[Start DATA SUPPLIED]
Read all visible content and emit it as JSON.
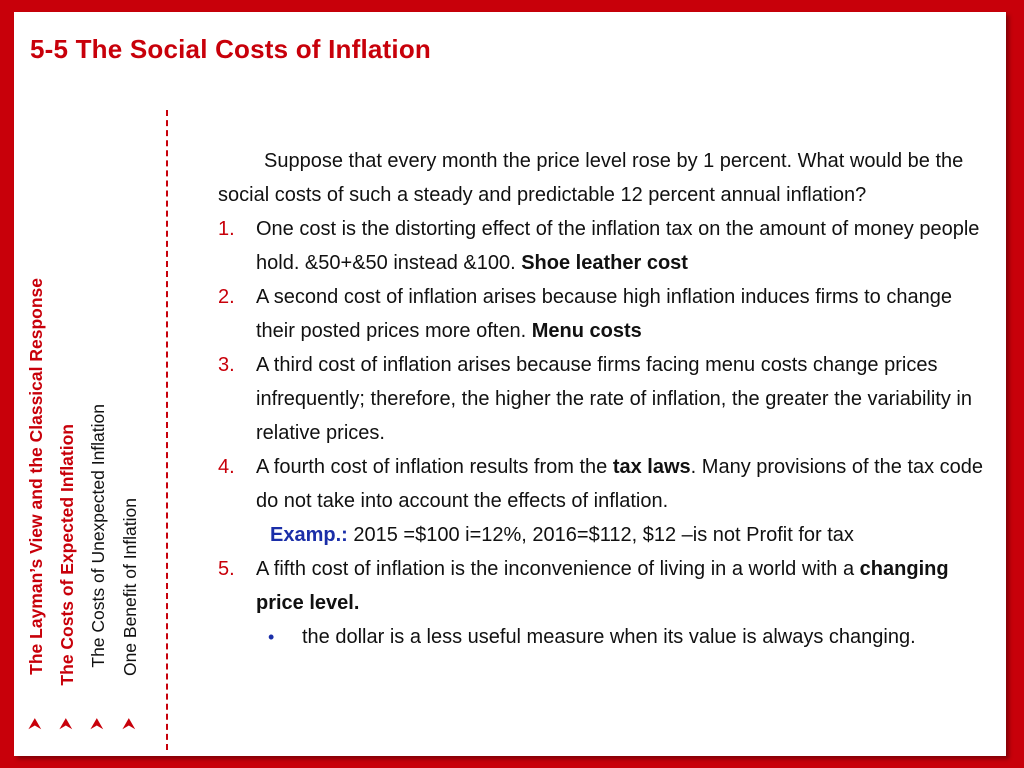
{
  "slide": {
    "title": "5-5 The Social Costs of Inflation",
    "sidebar": [
      {
        "label": "The Layman’s View and the Classical Response",
        "style": "red"
      },
      {
        "label": "The Costs of Expected Inflation",
        "style": "red"
      },
      {
        "label": "The Costs of Unexpected Inflation",
        "style": "black"
      },
      {
        "label": "One Benefit of Inflation",
        "style": "black"
      }
    ],
    "arrow_glyph": "⮝",
    "intro": "Suppose that every month the price level rose by 1 percent. What would be the social costs of such a steady and predictable 12 percent annual inflation?",
    "items": [
      {
        "num": "1.",
        "text": "One cost is the distorting effect of the inflation tax on the amount of money people hold.  &50+&50 instead &100. ",
        "bold": "Shoe leather cost",
        "after": ""
      },
      {
        "num": "2.",
        "text": "A second cost of inflation arises because high inflation induces firms to change their posted prices more often. ",
        "bold": "Menu costs",
        "after": ""
      },
      {
        "num": "3.",
        "text": "A third cost of inflation arises because firms facing menu costs change prices infrequently; therefore, the higher the rate of inflation, the greater the variability in relative prices.",
        "bold": "",
        "after": ""
      },
      {
        "num": "4.",
        "text": "A fourth cost of inflation results from the ",
        "bold": "tax laws",
        "after": ". Many provisions of the tax code do not take into account the effects of inflation."
      }
    ],
    "example": {
      "label": "Examp.:",
      "text": " 2015 =$100  i=12%, 2016=$112, $12 –is not Profit for tax"
    },
    "item5": {
      "num": "5.",
      "text": "A fifth cost of inflation is the inconvenience of living in a world with a ",
      "bold": "changing price level."
    },
    "bullet": {
      "dot": "•",
      "text": "the dollar is a less useful measure when its value is always changing."
    },
    "colors": {
      "accent": "#c8000a",
      "example_label": "#1a2ea8"
    }
  }
}
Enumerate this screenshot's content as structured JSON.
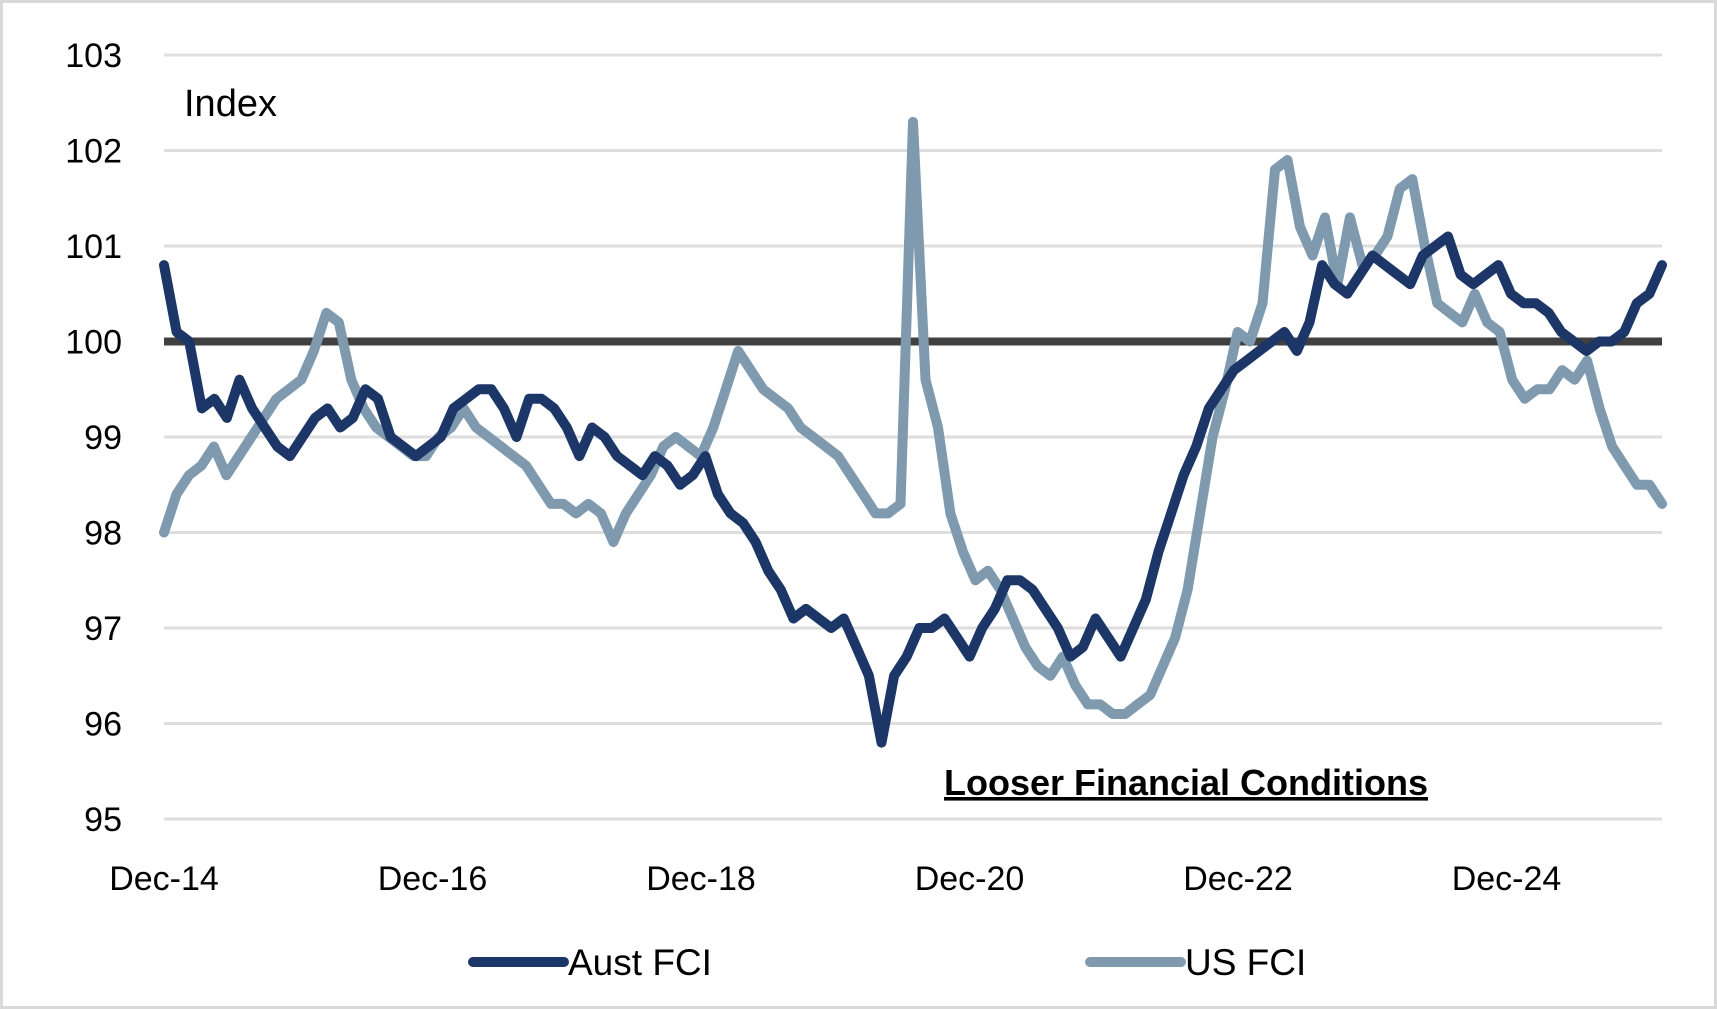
{
  "chart_data": {
    "type": "line",
    "title": "",
    "ylabel": "Index",
    "xlabel": "",
    "ylim": [
      95,
      103
    ],
    "yticks": [
      103,
      102,
      101,
      100,
      99,
      98,
      97,
      96,
      95
    ],
    "ytick_labels": [
      "103",
      "102",
      "101",
      "100",
      "99",
      "98",
      "97",
      "96",
      "95"
    ],
    "xlim": [
      "2014-12",
      "2026-02"
    ],
    "xtick_labels": [
      "Dec-14",
      "Dec-16",
      "Dec-18",
      "Dec-20",
      "Dec-22",
      "Dec-24"
    ],
    "grid": true,
    "reference_line": {
      "value": 100,
      "color": "#404040"
    },
    "annotation": "Looser Financial Conditions",
    "legend": {
      "placement": "bottom",
      "entries": [
        "Aust FCI",
        "US FCI"
      ]
    },
    "series": [
      {
        "name": "Aust FCI",
        "color": "#1b3667",
        "x_start": "2014-12",
        "frequency": "monthly",
        "values": [
          100.8,
          100.1,
          100.0,
          99.3,
          99.4,
          99.2,
          99.6,
          99.3,
          99.1,
          98.9,
          98.8,
          99.0,
          99.2,
          99.3,
          99.1,
          99.2,
          99.5,
          99.4,
          99.0,
          98.9,
          98.8,
          98.9,
          99.0,
          99.3,
          99.4,
          99.5,
          99.5,
          99.3,
          99.0,
          99.4,
          99.4,
          99.3,
          99.1,
          98.8,
          99.1,
          99.0,
          98.8,
          98.7,
          98.6,
          98.8,
          98.7,
          98.5,
          98.6,
          98.8,
          98.4,
          98.2,
          98.1,
          97.9,
          97.6,
          97.4,
          97.1,
          97.2,
          97.1,
          97.0,
          97.1,
          96.8,
          96.5,
          95.8,
          96.5,
          96.7,
          97.0,
          97.0,
          97.1,
          96.9,
          96.7,
          97.0,
          97.2,
          97.5,
          97.5,
          97.4,
          97.2,
          97.0,
          96.7,
          96.8,
          97.1,
          96.9,
          96.7,
          97.0,
          97.3,
          97.8,
          98.2,
          98.6,
          98.9,
          99.3,
          99.5,
          99.7,
          99.8,
          99.9,
          100.0,
          100.1,
          99.9,
          100.2,
          100.8,
          100.6,
          100.5,
          100.7,
          100.9,
          100.8,
          100.7,
          100.6,
          100.9,
          101.0,
          101.1,
          100.7,
          100.6,
          100.7,
          100.8,
          100.5,
          100.4,
          100.4,
          100.3,
          100.1,
          100.0,
          99.9,
          100.0,
          100.0,
          100.1,
          100.4,
          100.5,
          100.8
        ]
      },
      {
        "name": "US FCI",
        "color": "#7f9aaf",
        "x_start": "2014-12",
        "frequency": "monthly",
        "values": [
          98.0,
          98.4,
          98.6,
          98.7,
          98.9,
          98.6,
          98.8,
          99.0,
          99.2,
          99.4,
          99.5,
          99.6,
          99.9,
          100.3,
          100.2,
          99.6,
          99.3,
          99.1,
          99.0,
          98.9,
          98.8,
          98.8,
          99.0,
          99.1,
          99.3,
          99.1,
          99.0,
          98.9,
          98.8,
          98.7,
          98.5,
          98.3,
          98.3,
          98.2,
          98.3,
          98.2,
          97.9,
          98.2,
          98.4,
          98.6,
          98.9,
          99.0,
          98.9,
          98.8,
          99.1,
          99.5,
          99.9,
          99.7,
          99.5,
          99.4,
          99.3,
          99.1,
          99.0,
          98.9,
          98.8,
          98.6,
          98.4,
          98.2,
          98.2,
          98.3,
          102.3,
          99.6,
          99.1,
          98.2,
          97.8,
          97.5,
          97.6,
          97.4,
          97.1,
          96.8,
          96.6,
          96.5,
          96.7,
          96.4,
          96.2,
          96.2,
          96.1,
          96.1,
          96.2,
          96.3,
          96.6,
          96.9,
          97.4,
          98.2,
          99.0,
          99.5,
          100.1,
          100.0,
          100.4,
          101.8,
          101.9,
          101.2,
          100.9,
          101.3,
          100.6,
          101.3,
          100.8,
          100.9,
          101.1,
          101.6,
          101.7,
          101.0,
          100.4,
          100.3,
          100.2,
          100.5,
          100.2,
          100.1,
          99.6,
          99.4,
          99.5,
          99.5,
          99.7,
          99.6,
          99.8,
          99.3,
          98.9,
          98.7,
          98.5,
          98.5,
          98.3
        ]
      }
    ]
  }
}
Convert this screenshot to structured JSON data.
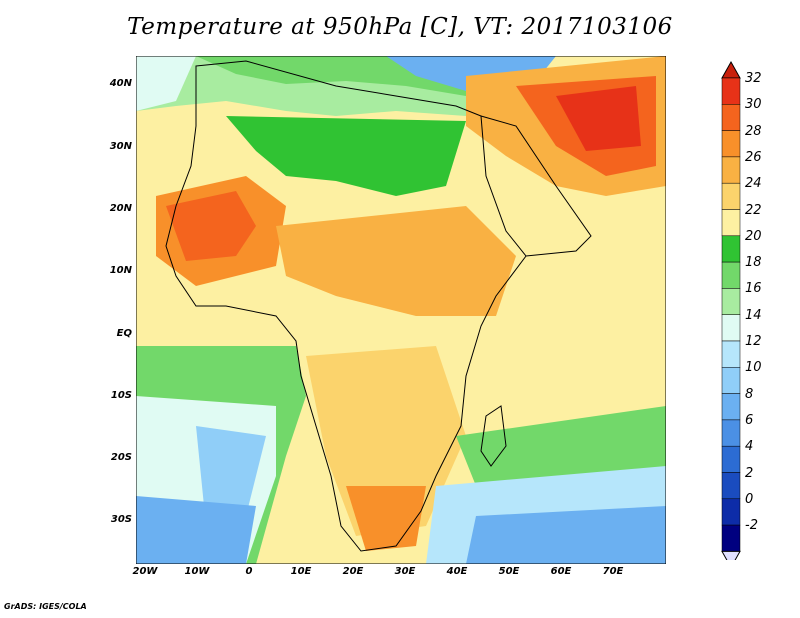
{
  "title": "Temperature at 950hPa [C], VT: 2017103106",
  "credit": "GrADS: IGES/COLA",
  "map": {
    "lat_labels": [
      "40N",
      "30N",
      "20N",
      "10N",
      "EQ",
      "10S",
      "20S",
      "30S"
    ],
    "lon_labels": [
      "20W",
      "10W",
      "0",
      "10E",
      "20E",
      "30E",
      "40E",
      "50E",
      "60E",
      "70E"
    ]
  },
  "colorbar": {
    "labels": [
      "32",
      "30",
      "28",
      "26",
      "24",
      "22",
      "20",
      "18",
      "16",
      "14",
      "12",
      "10",
      "8",
      "6",
      "4",
      "2",
      "0",
      "-2"
    ],
    "colors": [
      "#e73218",
      "#f4641e",
      "#f8902a",
      "#f9b143",
      "#fbd36c",
      "#fdf0a2",
      "#30c333",
      "#72d86a",
      "#a8eca0",
      "#e0fbf3",
      "#b6e6fb",
      "#90cef8",
      "#6bb0f1",
      "#4b90e5",
      "#2c6cd3",
      "#1a4cbf",
      "#0d2ca8",
      "#000080"
    ],
    "top_arrow_color": "#c8200c",
    "bottom_arrow_color": "#e0e0ff"
  }
}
[End DATA SUPPLIED]
WHAT THE TASK ASKS: Where a line above includes "text", copy that line.

RESPONSE:
        "text": "One cost is the distorting effect of the inflation tax on the amount of money people hold.  &50+&50 instead &100. ",
        "text": "A second cost of inflation arises because high inflation induces firms to change their posted prices more often. ",
        "text": "A third cost of inflation arises because firms facing menu costs change prices infrequently; therefore, the higher the rate of inflation, the greater the variability in relative prices.",
        "text": "A fourth cost of inflation results from the ",
      "text": " 2015 =$100  i=12%, 2016=$112, $12 –is not Profit for tax"
      "text": "A fifth cost of inflation is the inconvenience of living in a world with a ",
      "text": "the dollar is a less useful measure when its value is always changing."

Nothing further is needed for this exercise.